[Saved entries]
[START]
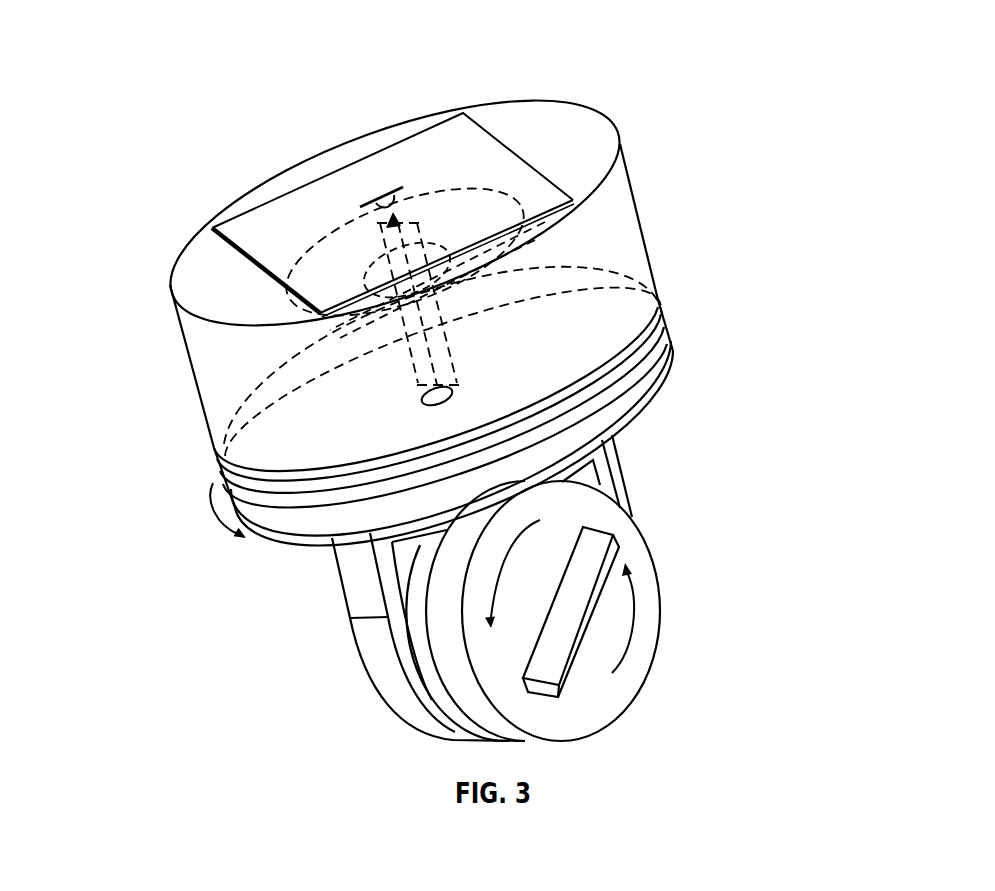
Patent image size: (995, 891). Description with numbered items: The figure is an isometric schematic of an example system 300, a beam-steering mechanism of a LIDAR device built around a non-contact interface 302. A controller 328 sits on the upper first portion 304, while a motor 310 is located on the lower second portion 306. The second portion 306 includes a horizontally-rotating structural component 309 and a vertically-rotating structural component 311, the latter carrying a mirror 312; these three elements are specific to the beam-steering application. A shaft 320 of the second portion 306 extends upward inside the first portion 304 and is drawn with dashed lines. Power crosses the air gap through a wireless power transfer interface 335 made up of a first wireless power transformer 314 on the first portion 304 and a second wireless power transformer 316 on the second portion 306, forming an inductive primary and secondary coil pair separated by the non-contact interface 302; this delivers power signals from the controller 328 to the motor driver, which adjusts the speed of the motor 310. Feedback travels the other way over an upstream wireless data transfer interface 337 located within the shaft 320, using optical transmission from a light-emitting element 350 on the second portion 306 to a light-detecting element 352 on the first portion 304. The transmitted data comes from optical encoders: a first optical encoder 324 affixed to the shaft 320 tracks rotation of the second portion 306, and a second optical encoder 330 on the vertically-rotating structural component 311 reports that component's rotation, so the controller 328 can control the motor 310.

The system 300 is at (650, 47).
The non-contact interface 302 is at (200, 463).
The first portion 304 is at (160, 128).
The second portion 306 is at (160, 478).
The horizontally-rotating structural component 309 is at (645, 428).
The motor 310 is at (665, 697).
The vertically-rotating structural component 311 is at (675, 545).
The mirror 312 is at (557, 690).
The first wireless power transformer 314 is at (653, 313).
The second wireless power transformer 316 is at (647, 367).
The shaft 320 is at (457, 370).
The first optical encoder 324 is at (462, 208).
The controller 328 is at (357, 162).
The second optical encoder 330 is at (410, 647).
The wireless power transfer interface 335 is at (663, 322).
The upstream wireless data transfer interface 337 is at (404, 343).
The light-emitting element 350 is at (430, 400).
The light-detecting element 352 is at (375, 201).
[END]
Give each non-blank line of the rows above as one string in a JSON list, leaving out the pictures.

[
  "Patent image size: (995, 891). Description with numbered items: The figure is an isometric schematic of an example system 300, a beam-steering mechanism of a LIDAR device built around a non-contact interface 302. A controller 328 sits on the upper first portion 304, while a motor 310 is located on the lower second portion 306. The second portion 306 includes a horizontally-rotating structural component 309 and a vertically-rotating structural component 311, the latter carrying a mirror 312; these three elements are specific to the beam-steering application. A shaft 320 of the second portion 306 extends upward inside the first portion 304 and is drawn with dashed lines. Power crosses the air gap through a wireless power transfer interface 335 made up of a first wireless power transformer 314 on the first portion 304 and a second wireless power transformer 316 on the second portion 306, forming an inductive primary and secondary coil pair separated by the non-contact interface 302; this delivers power signals from the controller 328 to the motor driver, which adjusts the speed of the motor 310. Feedback travels the other way over an upstream wireless data transfer interface 337 located within the shaft 320, using optical transmission from a light-emitting element 350 on the second portion 306 to a light-detecting element 352 on the first portion 304. The transmitted data comes from optical encoders: a first optical encoder 324 affixed to the shaft 320 tracks rotation of the second portion 306, and a second optical encoder 330 on the vertically-rotating structural component 311 reports that component's rotation, so the controller 328 can control the motor 310.",
  "The system 300 is at (650, 47).",
  "The non-contact interface 302 is at (200, 463).",
  "The first portion 304 is at (160, 128).",
  "The second portion 306 is at (160, 478).",
  "The horizontally-rotating structural component 309 is at (645, 428).",
  "The motor 310 is at (665, 697).",
  "The vertically-rotating structural component 311 is at (675, 545).",
  "The mirror 312 is at (557, 690).",
  "The first wireless power transformer 314 is at (653, 313).",
  "The second wireless power transformer 316 is at (647, 367).",
  "The shaft 320 is at (457, 370).",
  "The first optical encoder 324 is at (462, 208).",
  "The controller 328 is at (357, 162).",
  "The second optical encoder 330 is at (410, 647).",
  "The wireless power transfer interface 335 is at (663, 322).",
  "The upstream wireless data transfer interface 337 is at (404, 343).",
  "The light-emitting element 350 is at (430, 400).",
  "The light-detecting element 352 is at (375, 201)."
]